Excerpt from a dataset
_ _ _ _ _

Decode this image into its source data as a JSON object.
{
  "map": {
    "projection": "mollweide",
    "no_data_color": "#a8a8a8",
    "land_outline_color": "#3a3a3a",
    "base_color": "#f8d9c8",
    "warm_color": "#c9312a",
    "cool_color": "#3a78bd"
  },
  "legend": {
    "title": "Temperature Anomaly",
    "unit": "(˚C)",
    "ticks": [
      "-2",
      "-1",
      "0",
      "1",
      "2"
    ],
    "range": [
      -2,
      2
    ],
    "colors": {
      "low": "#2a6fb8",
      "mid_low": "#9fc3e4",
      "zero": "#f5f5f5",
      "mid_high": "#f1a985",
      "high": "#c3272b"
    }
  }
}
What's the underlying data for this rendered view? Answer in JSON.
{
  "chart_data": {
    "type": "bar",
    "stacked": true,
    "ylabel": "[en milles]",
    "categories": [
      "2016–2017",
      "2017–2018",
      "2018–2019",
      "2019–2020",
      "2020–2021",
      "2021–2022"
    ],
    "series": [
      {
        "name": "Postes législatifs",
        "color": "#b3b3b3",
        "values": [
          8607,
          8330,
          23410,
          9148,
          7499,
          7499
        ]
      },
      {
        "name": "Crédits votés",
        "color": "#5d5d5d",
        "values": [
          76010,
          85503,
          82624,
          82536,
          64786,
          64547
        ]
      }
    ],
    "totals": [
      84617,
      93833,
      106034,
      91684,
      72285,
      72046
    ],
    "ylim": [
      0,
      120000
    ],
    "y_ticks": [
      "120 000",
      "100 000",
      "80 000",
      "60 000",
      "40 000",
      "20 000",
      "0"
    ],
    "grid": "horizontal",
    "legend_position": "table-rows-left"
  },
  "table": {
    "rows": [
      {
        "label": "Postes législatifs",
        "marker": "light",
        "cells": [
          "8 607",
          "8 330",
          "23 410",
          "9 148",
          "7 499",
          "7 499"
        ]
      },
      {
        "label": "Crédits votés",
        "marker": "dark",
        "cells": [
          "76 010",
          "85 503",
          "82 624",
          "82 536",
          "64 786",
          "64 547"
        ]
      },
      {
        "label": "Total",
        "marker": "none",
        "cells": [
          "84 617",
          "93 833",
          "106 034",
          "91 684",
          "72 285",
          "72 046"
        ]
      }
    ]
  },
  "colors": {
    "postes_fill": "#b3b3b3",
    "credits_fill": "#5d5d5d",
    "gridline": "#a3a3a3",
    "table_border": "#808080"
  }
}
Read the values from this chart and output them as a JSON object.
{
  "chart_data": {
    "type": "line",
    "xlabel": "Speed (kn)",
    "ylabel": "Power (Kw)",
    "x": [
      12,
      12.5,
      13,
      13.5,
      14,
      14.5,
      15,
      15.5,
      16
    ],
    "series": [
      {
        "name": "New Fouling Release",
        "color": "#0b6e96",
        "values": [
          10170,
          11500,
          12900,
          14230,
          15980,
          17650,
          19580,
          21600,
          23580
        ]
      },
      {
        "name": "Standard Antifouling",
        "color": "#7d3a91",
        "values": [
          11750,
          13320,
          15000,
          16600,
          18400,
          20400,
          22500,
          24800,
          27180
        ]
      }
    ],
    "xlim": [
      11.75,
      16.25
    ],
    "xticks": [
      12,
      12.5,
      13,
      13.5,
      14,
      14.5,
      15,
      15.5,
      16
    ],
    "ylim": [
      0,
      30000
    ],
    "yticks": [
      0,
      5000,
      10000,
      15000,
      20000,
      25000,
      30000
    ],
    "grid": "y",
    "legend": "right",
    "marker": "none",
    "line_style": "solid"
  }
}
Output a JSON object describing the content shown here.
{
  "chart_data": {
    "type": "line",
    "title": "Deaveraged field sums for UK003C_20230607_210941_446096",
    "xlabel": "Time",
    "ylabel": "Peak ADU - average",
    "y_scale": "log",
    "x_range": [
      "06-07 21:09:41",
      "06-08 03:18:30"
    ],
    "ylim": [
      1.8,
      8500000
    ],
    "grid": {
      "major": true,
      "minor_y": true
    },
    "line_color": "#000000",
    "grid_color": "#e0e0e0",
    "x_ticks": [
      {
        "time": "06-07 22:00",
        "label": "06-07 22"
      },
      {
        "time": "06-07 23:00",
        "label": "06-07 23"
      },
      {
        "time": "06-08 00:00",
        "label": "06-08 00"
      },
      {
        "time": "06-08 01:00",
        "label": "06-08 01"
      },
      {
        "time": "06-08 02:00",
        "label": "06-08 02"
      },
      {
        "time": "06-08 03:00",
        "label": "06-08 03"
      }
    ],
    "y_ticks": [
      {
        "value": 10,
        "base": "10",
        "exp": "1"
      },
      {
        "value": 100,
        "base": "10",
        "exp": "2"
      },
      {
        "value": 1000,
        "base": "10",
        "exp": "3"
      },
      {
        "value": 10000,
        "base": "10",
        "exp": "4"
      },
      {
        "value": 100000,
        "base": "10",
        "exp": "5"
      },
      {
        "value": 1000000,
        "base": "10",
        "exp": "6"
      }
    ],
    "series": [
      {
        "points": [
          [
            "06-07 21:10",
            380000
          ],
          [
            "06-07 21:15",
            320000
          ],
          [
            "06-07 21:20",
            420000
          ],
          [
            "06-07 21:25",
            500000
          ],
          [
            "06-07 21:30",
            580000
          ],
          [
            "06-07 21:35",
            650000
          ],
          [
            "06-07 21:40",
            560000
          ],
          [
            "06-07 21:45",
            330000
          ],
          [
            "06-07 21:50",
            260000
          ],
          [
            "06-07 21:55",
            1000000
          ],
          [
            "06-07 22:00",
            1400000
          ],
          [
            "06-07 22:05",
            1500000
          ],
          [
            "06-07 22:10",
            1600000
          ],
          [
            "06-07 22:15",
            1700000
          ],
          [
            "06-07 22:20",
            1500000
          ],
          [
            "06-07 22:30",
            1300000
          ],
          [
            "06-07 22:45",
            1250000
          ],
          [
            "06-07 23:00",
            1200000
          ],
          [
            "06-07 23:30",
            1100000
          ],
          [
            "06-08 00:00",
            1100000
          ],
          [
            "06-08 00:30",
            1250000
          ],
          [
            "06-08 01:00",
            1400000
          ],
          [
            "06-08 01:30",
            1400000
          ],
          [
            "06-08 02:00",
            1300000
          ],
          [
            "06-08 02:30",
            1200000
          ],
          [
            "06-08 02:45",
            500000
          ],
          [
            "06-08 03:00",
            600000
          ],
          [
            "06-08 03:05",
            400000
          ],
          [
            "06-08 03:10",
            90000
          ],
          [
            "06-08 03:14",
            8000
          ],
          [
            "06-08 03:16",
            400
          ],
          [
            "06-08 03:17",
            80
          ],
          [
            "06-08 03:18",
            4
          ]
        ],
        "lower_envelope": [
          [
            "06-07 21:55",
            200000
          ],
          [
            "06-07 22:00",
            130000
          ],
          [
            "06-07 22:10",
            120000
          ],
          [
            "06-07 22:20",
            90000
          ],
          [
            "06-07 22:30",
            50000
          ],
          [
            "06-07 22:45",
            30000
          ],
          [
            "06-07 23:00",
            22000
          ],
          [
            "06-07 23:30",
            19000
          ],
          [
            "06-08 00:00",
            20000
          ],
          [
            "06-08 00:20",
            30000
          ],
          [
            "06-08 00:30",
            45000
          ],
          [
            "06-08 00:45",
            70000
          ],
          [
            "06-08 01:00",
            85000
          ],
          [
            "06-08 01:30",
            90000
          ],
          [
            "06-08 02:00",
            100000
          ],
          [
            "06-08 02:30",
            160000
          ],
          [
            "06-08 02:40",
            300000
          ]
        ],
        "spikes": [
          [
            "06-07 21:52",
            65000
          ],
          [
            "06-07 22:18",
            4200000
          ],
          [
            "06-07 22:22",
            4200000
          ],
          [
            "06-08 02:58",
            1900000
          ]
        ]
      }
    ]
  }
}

_ _ _ _ _

_What you have to do_:
Look through the data above. Copy every line with the string "title" in it.

_Final result_:
    "title": "Temperature Anomaly",
    "title": "Deaveraged field sums for UK003C_20230607_210941_446096",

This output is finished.